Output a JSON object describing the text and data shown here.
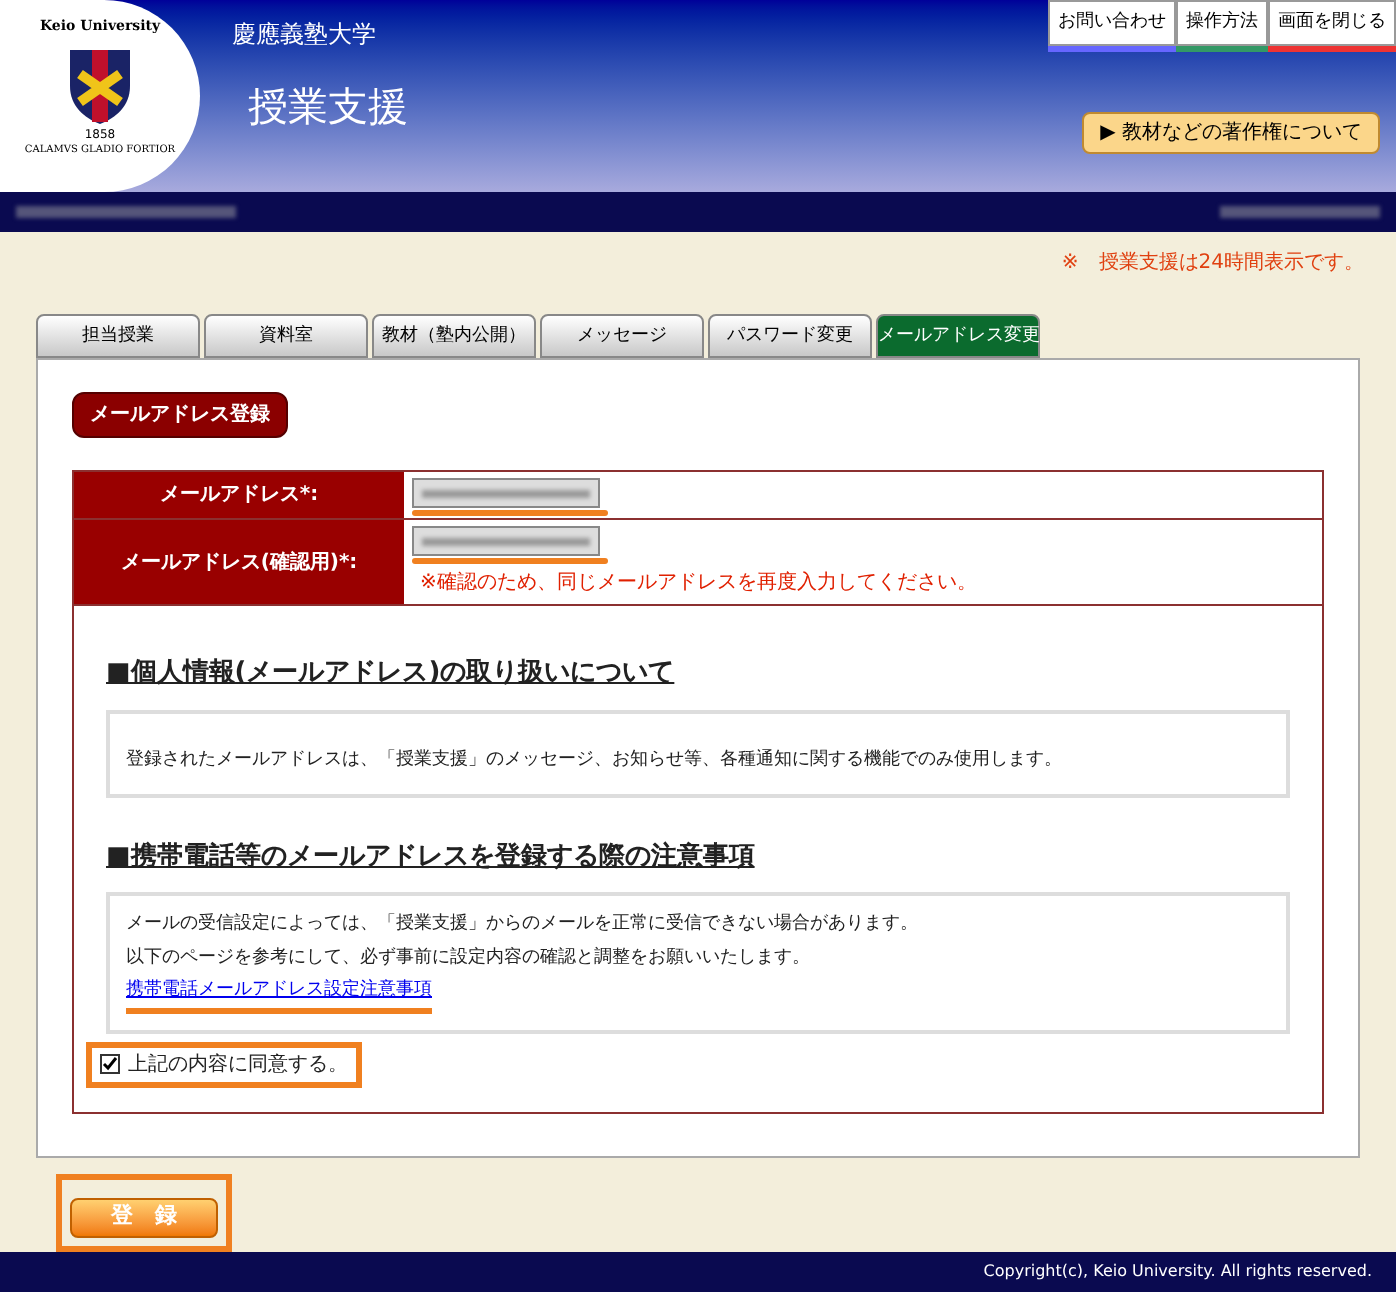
{
  "header": {
    "university": "Keio University",
    "univ_ja": "慶應義塾大学",
    "logo_year": "1858",
    "logo_motto": "CALAMVS GLADIO FORTIOR",
    "app_title": "授業支援",
    "top_buttons": [
      {
        "label": "お問い合わせ",
        "color": "#6666ff"
      },
      {
        "label": "操作方法",
        "color": "#339966"
      },
      {
        "label": "画面を閉じる",
        "color": "#ee3333"
      }
    ],
    "copyright_button": "▶ 教材などの著作権について"
  },
  "notice": "※　授業支援は24時間表示です。",
  "tabs": [
    {
      "label": "担当授業",
      "selected": false
    },
    {
      "label": "資料室",
      "selected": false
    },
    {
      "label": "教材（塾内公開）",
      "selected": false
    },
    {
      "label": "メッセージ",
      "selected": false
    },
    {
      "label": "パスワード変更",
      "selected": false
    },
    {
      "label": "メールアドレス変更",
      "selected": true
    }
  ],
  "section_badge": "メールアドレス登録",
  "form": [
    {
      "label": "メールアドレス*:"
    },
    {
      "label": "メールアドレス(確認用)*:",
      "note": "※確認のため、同じメールアドレスを再度入力してください。"
    }
  ],
  "privacy": {
    "heading": "■個人情報(メールアドレス)の取り扱いについて",
    "text": "登録されたメールアドレスは、「授業支援」のメッセージ、お知らせ等、各種通知に関する機能でのみ使用します。"
  },
  "mobile": {
    "heading": "■携帯電話等のメールアドレスを登録する際の注意事項",
    "lines": [
      "メールの受信設定によっては、「授業支援」からのメールを正常に受信できない場合があります。",
      "以下のページを参考にして、必ず事前に設定内容の確認と調整をお願いいたします。"
    ],
    "link": "携帯電話メールアドレス設定注意事項"
  },
  "agree": {
    "label": "上記の内容に同意する。",
    "checked": true
  },
  "submit": "登　録",
  "footer": "Copyright(c), Keio University. All rights reserved."
}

### Instructions to follow
Repeat the records above exactly, omitting every picture.

### Task solution
Output a JSON object describing the text and data shown here.
{
  "header": {
    "university": "Keio University",
    "univ_ja": "慶應義塾大学",
    "logo_year": "1858",
    "logo_motto": "CALAMVS GLADIO FORTIOR",
    "app_title": "授業支援",
    "top_buttons": [
      {
        "label": "お問い合わせ",
        "color": "#6666ff"
      },
      {
        "label": "操作方法",
        "color": "#339966"
      },
      {
        "label": "画面を閉じる",
        "color": "#ee3333"
      }
    ],
    "copyright_button": "▶ 教材などの著作権について"
  },
  "notice": "※　授業支援は24時間表示です。",
  "tabs": [
    {
      "label": "担当授業",
      "selected": false
    },
    {
      "label": "資料室",
      "selected": false
    },
    {
      "label": "教材（塾内公開）",
      "selected": false
    },
    {
      "label": "メッセージ",
      "selected": false
    },
    {
      "label": "パスワード変更",
      "selected": false
    },
    {
      "label": "メールアドレス変更",
      "selected": true
    }
  ],
  "section_badge": "メールアドレス登録",
  "form": [
    {
      "label": "メールアドレス*:"
    },
    {
      "label": "メールアドレス(確認用)*:",
      "note": "※確認のため、同じメールアドレスを再度入力してください。"
    }
  ],
  "privacy": {
    "heading": "■個人情報(メールアドレス)の取り扱いについて",
    "text": "登録されたメールアドレスは、「授業支援」のメッセージ、お知らせ等、各種通知に関する機能でのみ使用します。"
  },
  "mobile": {
    "heading": "■携帯電話等のメールアドレスを登録する際の注意事項",
    "lines": [
      "メールの受信設定によっては、「授業支援」からのメールを正常に受信できない場合があります。",
      "以下のページを参考にして、必ず事前に設定内容の確認と調整をお願いいたします。"
    ],
    "link": "携帯電話メールアドレス設定注意事項"
  },
  "agree": {
    "label": "上記の内容に同意する。",
    "checked": true
  },
  "submit": "登　録",
  "footer": "Copyright(c), Keio University. All rights reserved."
}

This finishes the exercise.